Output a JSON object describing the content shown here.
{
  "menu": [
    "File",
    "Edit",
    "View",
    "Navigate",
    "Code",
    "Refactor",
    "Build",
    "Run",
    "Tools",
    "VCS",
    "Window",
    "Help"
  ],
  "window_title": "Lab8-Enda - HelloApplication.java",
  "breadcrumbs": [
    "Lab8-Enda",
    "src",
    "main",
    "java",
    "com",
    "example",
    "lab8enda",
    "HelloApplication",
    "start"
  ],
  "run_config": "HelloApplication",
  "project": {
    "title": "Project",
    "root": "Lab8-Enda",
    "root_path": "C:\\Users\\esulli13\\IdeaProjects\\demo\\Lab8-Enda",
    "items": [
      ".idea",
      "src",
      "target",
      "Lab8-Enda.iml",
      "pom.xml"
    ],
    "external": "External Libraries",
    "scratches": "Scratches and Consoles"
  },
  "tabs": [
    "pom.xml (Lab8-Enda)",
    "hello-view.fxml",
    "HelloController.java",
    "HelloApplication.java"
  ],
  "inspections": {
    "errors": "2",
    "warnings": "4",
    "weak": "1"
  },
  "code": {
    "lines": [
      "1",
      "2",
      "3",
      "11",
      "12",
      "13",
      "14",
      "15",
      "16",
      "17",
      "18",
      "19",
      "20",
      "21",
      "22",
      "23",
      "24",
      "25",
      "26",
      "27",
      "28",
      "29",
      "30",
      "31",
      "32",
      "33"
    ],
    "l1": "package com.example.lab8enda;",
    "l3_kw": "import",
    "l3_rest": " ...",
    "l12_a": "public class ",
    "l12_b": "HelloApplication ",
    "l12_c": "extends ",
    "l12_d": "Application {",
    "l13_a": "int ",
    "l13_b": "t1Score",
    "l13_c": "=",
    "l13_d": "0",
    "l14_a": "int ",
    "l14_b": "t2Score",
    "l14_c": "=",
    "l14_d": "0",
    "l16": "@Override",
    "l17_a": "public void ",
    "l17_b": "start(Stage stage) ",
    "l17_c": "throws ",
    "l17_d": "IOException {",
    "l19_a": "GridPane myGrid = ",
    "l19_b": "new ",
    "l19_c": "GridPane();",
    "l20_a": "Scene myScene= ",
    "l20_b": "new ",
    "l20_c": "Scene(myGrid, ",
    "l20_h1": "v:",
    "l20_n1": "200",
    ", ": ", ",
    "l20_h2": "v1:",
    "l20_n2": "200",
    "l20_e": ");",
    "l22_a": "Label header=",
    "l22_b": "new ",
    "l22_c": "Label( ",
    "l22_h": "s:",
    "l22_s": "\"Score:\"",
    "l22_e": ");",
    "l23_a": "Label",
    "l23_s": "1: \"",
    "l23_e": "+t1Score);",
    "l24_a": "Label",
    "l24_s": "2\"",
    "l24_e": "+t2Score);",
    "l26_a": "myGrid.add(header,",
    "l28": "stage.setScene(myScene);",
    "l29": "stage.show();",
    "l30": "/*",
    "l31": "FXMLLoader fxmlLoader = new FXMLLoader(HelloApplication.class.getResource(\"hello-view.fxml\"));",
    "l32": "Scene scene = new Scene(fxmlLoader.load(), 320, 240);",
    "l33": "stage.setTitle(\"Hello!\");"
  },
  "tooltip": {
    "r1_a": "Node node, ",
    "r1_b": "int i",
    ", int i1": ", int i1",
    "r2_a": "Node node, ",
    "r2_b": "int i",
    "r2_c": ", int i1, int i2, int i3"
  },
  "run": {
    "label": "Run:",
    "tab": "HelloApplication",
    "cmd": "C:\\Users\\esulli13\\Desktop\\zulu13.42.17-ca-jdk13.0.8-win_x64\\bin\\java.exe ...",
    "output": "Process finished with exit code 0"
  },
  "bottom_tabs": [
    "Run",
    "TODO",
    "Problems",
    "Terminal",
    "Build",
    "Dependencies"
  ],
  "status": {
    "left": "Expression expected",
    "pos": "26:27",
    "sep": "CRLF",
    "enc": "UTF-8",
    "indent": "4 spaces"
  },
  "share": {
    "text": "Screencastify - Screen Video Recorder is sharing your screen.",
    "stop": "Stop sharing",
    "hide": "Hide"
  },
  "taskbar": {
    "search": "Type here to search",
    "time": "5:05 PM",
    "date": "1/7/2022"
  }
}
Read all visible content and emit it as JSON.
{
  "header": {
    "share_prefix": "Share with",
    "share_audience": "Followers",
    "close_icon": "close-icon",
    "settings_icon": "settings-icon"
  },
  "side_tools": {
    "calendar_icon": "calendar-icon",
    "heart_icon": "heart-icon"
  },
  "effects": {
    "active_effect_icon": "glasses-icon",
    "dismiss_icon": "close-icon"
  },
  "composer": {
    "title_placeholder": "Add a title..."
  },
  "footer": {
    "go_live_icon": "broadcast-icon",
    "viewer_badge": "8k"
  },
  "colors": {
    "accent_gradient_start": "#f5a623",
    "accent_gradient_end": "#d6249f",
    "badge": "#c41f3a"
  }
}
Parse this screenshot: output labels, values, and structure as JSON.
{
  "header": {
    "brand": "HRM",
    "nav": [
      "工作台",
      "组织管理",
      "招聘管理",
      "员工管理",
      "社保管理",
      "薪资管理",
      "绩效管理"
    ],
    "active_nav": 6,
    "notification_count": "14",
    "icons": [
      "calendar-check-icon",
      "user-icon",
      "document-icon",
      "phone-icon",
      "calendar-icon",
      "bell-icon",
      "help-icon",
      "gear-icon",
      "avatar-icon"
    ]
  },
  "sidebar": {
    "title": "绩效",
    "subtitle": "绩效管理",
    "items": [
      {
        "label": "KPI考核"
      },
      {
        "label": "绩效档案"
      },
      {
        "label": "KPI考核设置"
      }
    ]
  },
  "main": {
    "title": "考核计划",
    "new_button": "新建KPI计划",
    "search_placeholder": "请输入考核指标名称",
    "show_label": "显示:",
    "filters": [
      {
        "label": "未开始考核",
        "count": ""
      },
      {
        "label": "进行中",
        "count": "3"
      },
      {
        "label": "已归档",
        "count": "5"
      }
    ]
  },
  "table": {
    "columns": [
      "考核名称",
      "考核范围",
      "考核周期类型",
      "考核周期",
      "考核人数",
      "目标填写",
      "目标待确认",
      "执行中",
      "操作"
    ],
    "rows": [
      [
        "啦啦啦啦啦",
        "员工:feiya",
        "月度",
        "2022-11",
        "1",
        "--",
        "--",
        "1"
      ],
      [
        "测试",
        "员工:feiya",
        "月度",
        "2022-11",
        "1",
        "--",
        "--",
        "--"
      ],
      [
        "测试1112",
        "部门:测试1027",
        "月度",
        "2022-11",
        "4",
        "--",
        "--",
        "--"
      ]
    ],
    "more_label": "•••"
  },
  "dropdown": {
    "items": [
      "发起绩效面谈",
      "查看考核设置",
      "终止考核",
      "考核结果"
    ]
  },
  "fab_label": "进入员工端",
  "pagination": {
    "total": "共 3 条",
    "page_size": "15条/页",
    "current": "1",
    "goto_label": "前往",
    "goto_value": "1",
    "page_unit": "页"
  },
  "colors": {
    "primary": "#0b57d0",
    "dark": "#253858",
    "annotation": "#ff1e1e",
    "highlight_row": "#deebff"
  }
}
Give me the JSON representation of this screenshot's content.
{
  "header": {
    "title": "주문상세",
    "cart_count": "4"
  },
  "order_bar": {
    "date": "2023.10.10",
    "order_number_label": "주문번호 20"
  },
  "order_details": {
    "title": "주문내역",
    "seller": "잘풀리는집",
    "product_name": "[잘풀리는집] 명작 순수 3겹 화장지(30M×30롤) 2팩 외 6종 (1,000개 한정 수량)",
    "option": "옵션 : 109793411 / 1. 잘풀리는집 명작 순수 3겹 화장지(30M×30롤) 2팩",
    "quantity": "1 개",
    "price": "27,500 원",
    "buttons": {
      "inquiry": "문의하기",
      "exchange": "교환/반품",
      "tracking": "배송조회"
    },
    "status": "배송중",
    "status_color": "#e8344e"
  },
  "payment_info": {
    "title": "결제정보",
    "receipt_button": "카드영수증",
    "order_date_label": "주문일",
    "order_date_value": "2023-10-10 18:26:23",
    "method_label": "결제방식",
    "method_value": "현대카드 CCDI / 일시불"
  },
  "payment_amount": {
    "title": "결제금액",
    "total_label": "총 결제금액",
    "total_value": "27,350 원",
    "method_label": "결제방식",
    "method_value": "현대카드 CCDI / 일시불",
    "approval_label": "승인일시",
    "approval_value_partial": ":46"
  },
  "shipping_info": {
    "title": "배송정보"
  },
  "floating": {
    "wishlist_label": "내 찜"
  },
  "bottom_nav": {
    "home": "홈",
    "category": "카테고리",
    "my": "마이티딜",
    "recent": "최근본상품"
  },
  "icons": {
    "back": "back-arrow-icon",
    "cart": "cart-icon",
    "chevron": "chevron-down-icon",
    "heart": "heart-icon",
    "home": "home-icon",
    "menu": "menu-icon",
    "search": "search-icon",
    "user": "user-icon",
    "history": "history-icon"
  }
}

+-------+

### WHAT THE EXERCISE ASKS
Determine how many lines include the word "java" and report that number by itself.

### ANSWER TO THE TASK
5